#### Written problem
State the number of lines that contain "reformer", with no other text.

#### Stored rows
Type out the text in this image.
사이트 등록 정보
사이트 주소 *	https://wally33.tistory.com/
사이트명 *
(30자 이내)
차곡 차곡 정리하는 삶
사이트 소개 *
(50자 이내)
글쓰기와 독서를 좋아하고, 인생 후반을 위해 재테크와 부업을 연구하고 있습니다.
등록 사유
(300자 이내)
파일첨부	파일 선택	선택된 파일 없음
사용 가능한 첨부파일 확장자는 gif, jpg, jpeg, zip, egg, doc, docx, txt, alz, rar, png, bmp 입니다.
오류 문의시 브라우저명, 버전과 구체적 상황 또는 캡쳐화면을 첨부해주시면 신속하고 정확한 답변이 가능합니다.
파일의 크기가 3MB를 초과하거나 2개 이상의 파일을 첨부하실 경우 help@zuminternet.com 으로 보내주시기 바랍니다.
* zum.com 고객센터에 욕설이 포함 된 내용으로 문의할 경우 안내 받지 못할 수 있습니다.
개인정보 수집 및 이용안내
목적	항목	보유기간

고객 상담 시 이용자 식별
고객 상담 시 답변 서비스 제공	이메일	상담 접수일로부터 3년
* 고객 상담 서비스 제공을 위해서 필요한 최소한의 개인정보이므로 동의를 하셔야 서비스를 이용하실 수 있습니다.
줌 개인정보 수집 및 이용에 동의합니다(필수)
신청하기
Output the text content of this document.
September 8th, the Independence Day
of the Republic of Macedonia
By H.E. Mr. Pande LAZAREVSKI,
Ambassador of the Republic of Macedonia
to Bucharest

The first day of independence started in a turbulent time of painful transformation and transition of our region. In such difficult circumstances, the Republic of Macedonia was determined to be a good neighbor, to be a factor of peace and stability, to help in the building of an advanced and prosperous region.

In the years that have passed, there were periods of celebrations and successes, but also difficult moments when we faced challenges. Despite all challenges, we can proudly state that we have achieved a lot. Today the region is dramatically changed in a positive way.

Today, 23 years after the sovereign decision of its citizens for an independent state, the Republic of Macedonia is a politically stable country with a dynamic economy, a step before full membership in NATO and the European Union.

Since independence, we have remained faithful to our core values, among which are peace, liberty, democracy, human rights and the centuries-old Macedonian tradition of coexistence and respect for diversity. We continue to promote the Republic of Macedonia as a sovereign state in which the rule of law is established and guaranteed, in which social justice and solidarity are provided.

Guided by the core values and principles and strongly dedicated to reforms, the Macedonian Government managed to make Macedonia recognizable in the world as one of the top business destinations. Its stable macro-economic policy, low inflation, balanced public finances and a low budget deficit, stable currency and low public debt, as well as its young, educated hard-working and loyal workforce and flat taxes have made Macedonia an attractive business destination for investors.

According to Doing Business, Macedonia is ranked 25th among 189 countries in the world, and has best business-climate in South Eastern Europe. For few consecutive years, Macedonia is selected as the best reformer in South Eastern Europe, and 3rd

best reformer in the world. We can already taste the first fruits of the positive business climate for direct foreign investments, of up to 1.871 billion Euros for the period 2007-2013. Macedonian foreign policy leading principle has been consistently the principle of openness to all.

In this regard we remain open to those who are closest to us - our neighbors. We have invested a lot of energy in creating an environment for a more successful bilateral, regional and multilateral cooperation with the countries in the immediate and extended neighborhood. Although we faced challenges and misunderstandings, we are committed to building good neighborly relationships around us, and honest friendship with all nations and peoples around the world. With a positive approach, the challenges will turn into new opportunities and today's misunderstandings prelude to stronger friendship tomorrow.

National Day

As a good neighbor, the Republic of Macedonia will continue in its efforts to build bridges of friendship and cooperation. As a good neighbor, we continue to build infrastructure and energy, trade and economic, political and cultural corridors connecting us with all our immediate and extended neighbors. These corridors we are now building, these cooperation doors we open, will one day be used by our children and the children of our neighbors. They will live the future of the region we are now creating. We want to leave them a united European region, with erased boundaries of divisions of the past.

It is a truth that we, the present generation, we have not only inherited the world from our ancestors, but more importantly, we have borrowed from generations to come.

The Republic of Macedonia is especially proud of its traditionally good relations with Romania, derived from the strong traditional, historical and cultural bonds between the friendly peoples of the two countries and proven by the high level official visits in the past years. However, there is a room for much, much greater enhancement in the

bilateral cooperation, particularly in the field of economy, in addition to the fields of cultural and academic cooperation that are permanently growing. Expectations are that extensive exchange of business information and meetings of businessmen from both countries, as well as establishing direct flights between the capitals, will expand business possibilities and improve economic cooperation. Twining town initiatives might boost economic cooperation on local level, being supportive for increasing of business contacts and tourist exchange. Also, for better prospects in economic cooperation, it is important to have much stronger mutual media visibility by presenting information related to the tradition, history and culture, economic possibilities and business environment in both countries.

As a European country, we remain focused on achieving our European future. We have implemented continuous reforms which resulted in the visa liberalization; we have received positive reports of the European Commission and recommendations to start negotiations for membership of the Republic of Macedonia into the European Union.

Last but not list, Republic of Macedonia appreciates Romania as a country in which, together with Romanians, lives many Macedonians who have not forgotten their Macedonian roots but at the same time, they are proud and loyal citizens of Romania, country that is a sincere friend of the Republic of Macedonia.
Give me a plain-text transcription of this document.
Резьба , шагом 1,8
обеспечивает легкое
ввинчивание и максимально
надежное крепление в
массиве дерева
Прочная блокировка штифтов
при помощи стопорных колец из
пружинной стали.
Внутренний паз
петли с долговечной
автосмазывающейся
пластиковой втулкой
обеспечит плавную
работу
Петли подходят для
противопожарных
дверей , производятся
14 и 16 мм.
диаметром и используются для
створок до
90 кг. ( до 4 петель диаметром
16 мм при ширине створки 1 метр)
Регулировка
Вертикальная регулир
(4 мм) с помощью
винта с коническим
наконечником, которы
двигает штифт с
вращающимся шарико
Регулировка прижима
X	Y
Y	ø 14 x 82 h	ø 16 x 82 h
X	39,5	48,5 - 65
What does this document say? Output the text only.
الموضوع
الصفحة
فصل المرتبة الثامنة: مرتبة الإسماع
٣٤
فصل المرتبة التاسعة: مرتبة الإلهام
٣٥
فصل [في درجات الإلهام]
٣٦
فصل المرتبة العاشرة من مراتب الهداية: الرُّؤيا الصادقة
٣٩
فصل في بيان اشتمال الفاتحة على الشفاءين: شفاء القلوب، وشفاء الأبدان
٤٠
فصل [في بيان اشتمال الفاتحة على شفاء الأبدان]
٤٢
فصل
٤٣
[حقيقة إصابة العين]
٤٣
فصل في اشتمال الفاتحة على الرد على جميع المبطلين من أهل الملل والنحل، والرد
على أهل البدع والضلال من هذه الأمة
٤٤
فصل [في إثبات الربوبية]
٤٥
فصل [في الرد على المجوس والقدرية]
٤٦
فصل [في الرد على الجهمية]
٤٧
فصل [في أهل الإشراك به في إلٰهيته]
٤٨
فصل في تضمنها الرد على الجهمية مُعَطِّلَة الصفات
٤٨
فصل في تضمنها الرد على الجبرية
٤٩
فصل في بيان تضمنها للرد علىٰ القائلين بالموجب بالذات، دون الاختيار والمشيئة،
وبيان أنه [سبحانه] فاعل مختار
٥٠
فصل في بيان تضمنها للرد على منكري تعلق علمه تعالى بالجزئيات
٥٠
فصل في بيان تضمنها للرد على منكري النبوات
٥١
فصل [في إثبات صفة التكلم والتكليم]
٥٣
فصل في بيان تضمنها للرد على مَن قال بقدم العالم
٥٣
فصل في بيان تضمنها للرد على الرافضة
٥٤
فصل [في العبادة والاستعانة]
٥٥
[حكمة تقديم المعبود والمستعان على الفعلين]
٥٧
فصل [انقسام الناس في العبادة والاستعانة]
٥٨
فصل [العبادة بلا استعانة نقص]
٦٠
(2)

#### Final result
2